• What to produce:
Tally every line of the material that includes "file", then give the tally and nothing else.

(Items from a data source)
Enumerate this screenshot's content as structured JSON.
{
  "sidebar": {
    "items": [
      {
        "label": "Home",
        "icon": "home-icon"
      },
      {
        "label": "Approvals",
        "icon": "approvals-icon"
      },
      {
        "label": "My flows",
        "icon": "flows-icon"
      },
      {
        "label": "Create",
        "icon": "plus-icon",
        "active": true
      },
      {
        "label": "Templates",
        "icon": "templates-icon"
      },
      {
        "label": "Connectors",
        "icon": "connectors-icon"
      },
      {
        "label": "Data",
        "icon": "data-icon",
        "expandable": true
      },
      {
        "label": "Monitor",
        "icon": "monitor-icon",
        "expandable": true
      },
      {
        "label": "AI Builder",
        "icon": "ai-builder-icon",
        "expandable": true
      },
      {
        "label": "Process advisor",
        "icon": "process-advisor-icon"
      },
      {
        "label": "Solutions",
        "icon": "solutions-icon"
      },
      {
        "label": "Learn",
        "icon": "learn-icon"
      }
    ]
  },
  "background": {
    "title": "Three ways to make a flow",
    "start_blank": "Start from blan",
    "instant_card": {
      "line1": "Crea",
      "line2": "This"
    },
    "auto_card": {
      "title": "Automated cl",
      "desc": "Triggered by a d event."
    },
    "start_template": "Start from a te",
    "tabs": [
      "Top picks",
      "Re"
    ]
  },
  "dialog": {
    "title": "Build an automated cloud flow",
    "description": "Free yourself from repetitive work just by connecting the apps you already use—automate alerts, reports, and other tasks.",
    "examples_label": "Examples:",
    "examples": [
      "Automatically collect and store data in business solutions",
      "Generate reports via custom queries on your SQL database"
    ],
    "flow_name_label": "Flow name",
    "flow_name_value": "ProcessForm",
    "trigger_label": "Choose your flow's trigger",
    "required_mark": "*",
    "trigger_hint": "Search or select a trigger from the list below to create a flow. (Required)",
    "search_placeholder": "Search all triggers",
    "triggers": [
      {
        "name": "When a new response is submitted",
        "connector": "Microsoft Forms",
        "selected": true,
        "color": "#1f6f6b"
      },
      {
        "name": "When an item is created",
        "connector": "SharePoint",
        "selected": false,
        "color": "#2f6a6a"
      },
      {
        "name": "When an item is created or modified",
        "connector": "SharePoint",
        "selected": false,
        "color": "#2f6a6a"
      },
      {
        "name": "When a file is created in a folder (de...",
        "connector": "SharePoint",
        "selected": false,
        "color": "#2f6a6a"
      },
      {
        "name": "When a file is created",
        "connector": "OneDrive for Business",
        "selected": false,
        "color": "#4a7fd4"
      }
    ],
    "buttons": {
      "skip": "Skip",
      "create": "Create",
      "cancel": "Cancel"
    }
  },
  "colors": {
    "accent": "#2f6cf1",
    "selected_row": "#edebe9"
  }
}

• Output for this task:
2